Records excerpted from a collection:
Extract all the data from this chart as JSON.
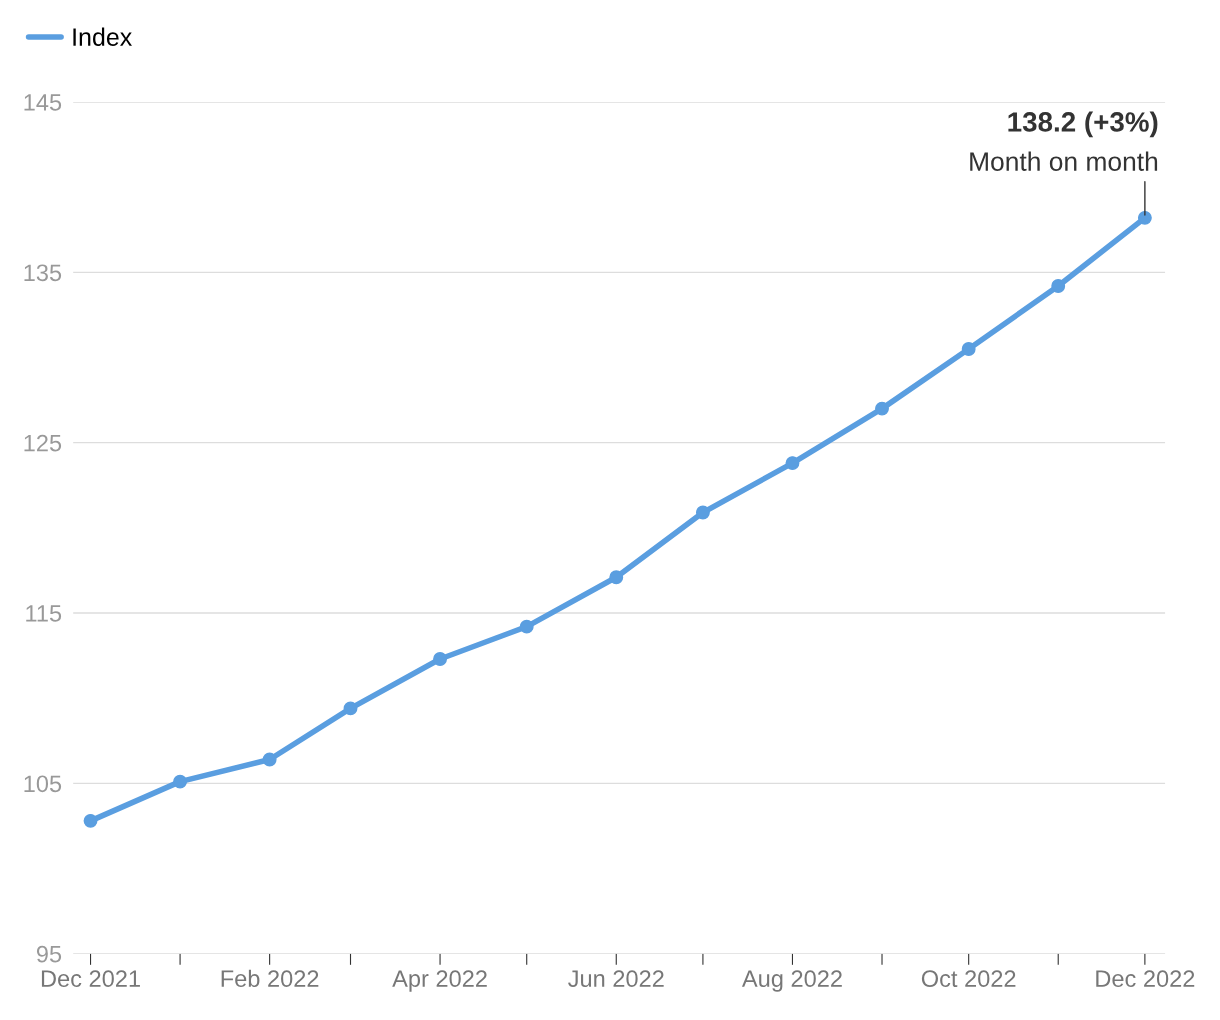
{
  "chart_data": {
    "type": "line",
    "x": [
      "2021-12",
      "2022-01",
      "2022-02",
      "2022-03",
      "2022-04",
      "2022-05",
      "2022-06",
      "2022-07",
      "2022-08",
      "2022-09",
      "2022-10",
      "2022-11",
      "2022-12"
    ],
    "series": [
      {
        "name": "Index",
        "color": "#5a9ee0",
        "values": [
          102.8,
          105.1,
          106.4,
          109.4,
          112.3,
          114.2,
          117.1,
          120.9,
          123.8,
          127.0,
          130.5,
          134.2,
          138.2
        ]
      }
    ],
    "ylim": [
      95,
      145
    ],
    "yticks": [
      95,
      105,
      115,
      125,
      135,
      145
    ],
    "xlim": [
      "2021-11-25",
      "2022-12-08"
    ],
    "xticks": [
      {
        "value": "2021-12",
        "label": "Dec 2021"
      },
      {
        "value": "2022-01",
        "label": null
      },
      {
        "value": "2022-02",
        "label": "Feb 2022"
      },
      {
        "value": "2022-03",
        "label": null
      },
      {
        "value": "2022-04",
        "label": "Apr 2022"
      },
      {
        "value": "2022-05",
        "label": null
      },
      {
        "value": "2022-06",
        "label": "Jun 2022"
      },
      {
        "value": "2022-07",
        "label": null
      },
      {
        "value": "2022-08",
        "label": "Aug 2022"
      },
      {
        "value": "2022-09",
        "label": null
      },
      {
        "value": "2022-10",
        "label": "Oct 2022"
      },
      {
        "value": "2022-11",
        "label": null
      },
      {
        "value": "2022-12",
        "label": "Dec 2022"
      }
    ],
    "annotations": [
      "138.2 (+3%)",
      {
        "text": "Month on month",
        "x": "2022-12",
        "y": 138.2
      }
    ],
    "grid": "y",
    "legend": "top left",
    "marker": "circle",
    "line_style": "solid"
  }
}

Short exercise:
Output all of the data exactly as it stands, minus any images.

Task answer:
Extract all the data from this chart as JSON.
{
  "chart_data": {
    "type": "line",
    "x": [
      "2021-12",
      "2022-01",
      "2022-02",
      "2022-03",
      "2022-04",
      "2022-05",
      "2022-06",
      "2022-07",
      "2022-08",
      "2022-09",
      "2022-10",
      "2022-11",
      "2022-12"
    ],
    "series": [
      {
        "name": "Index",
        "color": "#5a9ee0",
        "values": [
          102.8,
          105.1,
          106.4,
          109.4,
          112.3,
          114.2,
          117.1,
          120.9,
          123.8,
          127.0,
          130.5,
          134.2,
          138.2
        ]
      }
    ],
    "ylim": [
      95,
      145
    ],
    "yticks": [
      95,
      105,
      115,
      125,
      135,
      145
    ],
    "xlim": [
      "2021-11-25",
      "2022-12-08"
    ],
    "xticks": [
      {
        "value": "2021-12",
        "label": "Dec 2021"
      },
      {
        "value": "2022-01",
        "label": null
      },
      {
        "value": "2022-02",
        "label": "Feb 2022"
      },
      {
        "value": "2022-03",
        "label": null
      },
      {
        "value": "2022-04",
        "label": "Apr 2022"
      },
      {
        "value": "2022-05",
        "label": null
      },
      {
        "value": "2022-06",
        "label": "Jun 2022"
      },
      {
        "value": "2022-07",
        "label": null
      },
      {
        "value": "2022-08",
        "label": "Aug 2022"
      },
      {
        "value": "2022-09",
        "label": null
      },
      {
        "value": "2022-10",
        "label": "Oct 2022"
      },
      {
        "value": "2022-11",
        "label": null
      },
      {
        "value": "2022-12",
        "label": "Dec 2022"
      }
    ],
    "annotations": [
      "138.2 (+3%)",
      {
        "text": "Month on month",
        "x": "2022-12",
        "y": 138.2
      }
    ],
    "grid": "y",
    "legend": "top left",
    "marker": "circle",
    "line_style": "solid"
  }
}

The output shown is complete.